- _Direction_
Determine how many lines of the entries contain "الله". Reply with that number alone.

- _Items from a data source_

- - - -

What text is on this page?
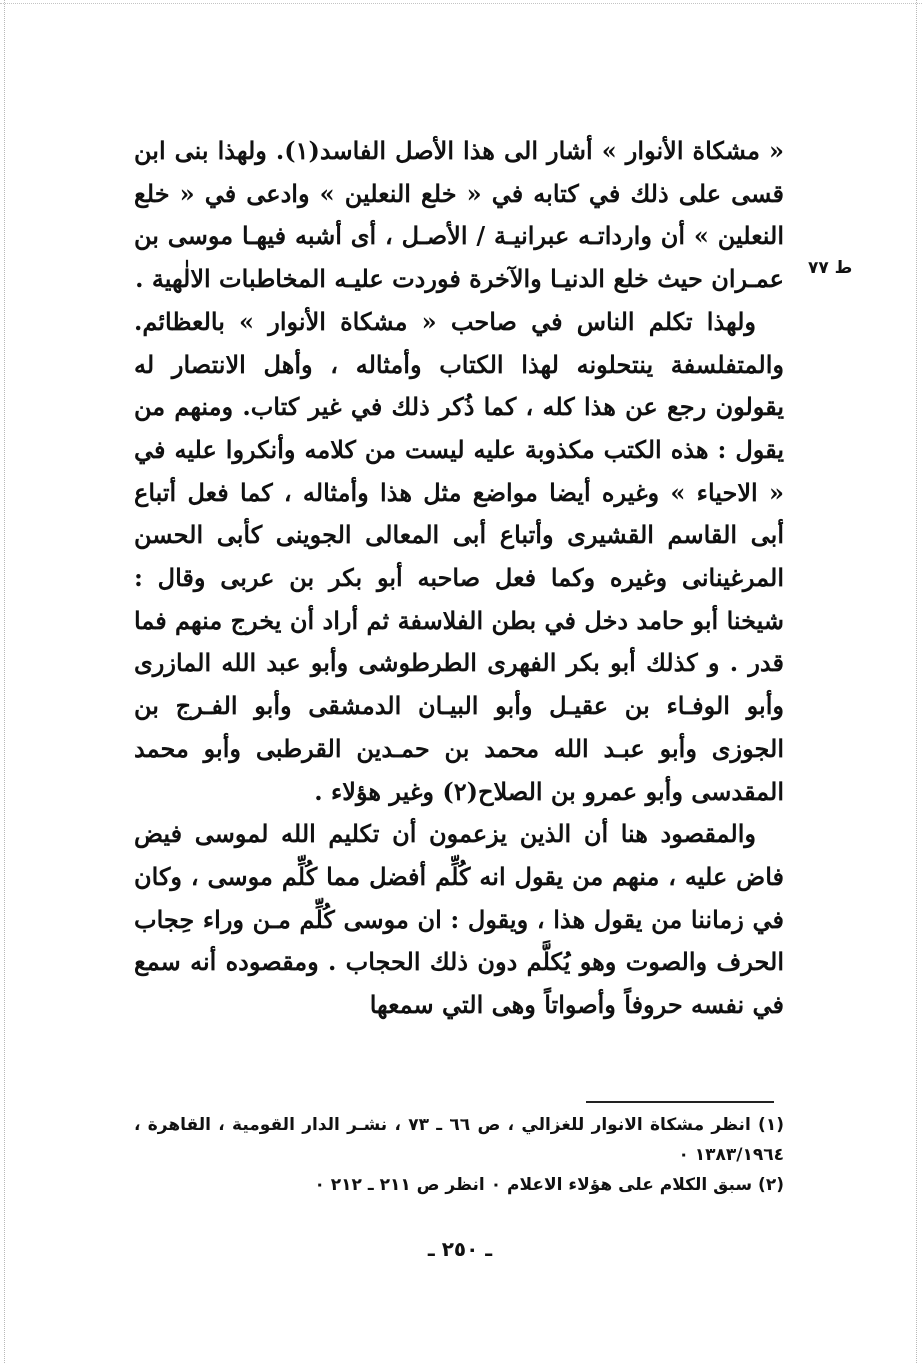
ط ٧٧

« مشكاة الأنوار » أشار الى هذا الأصل الفاسد(١). ولهذا بنى ابن قسى على ذلك في كتابه في « خلع النعلين » وادعى في « خلع النعلين » أن وارداتـه عبرانيـة / الأصـل ، أى أشبه فيهـا موسى بن عمـران حيث خلع الدنيـا والآخرة فوردت عليـه المخاطبات الالٰهية .

ولهذا تكلم الناس في صاحب « مشكاة الأنوار » بالعظائم. والمتفلسفة ينتحلونه لهذا الكتاب وأمثاله ، وأهل الانتصار له يقولون رجع عن هذا كله ، كما ذُكر ذلك في غير كتاب. ومنهم من يقول : هذه الكتب مكذوبة عليه ليست من كلامه وأنكروا عليه في « الاحياء » وغيره أيضا مواضع مثل هذا وأمثاله ، كما فعل أتباع أبى القاسم القشيرى وأتباع أبى المعالى الجوينى كأبى الحسن المرغينانى وغيره وكما فعل صاحبه أبو بكر بن عربى وقال : شيخنا أبو حامد دخل في بطن الفلاسفة ثم أراد أن يخرج منهم فما قدر . و كذلك أبو بكر الفهرى الطرطوشى وأبو عبد الله المازرى وأبو الوفـاء بن عقيـل وأبو البيـان الدمشقى وأبو الفـرج بن الجوزى وأبو عبـد الله محمد بن حمـدين القرطبى وأبو محمد المقدسى وأبو عمرو بن الصلاح(٢) وغير هؤلاء .

والمقصود هنا أن الذين يزعمون أن تكليم الله لموسى فيض فاض عليه ، منهم من يقول انه كُلِّم أفضل مما كُلِّم موسى ، وكان في زماننا من يقول هذا ، ويقول : ان موسى كُلِّم مـن وراء حِجاب الحرف والصوت وهو يُكلَّم دون ذلك الحجاب . ومقصوده أنه سمع في نفسه حروفاً وأصواتاً وهى التي سمعها

(١) انظر مشكاة الانوار للغزالي ، ص ٦٦ ـ ٧٣ ، نشـر الدار القومية ، القاهرة ، ١٣٨٣/١٩٦٤ ٠

(٢) سبق الكلام على هؤلاء الاعلام ٠ انظر ص ٢١١ ـ ٢١٢ ٠

ـ ٢٥٠ ـ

- - - -

- _Solution for this task_
2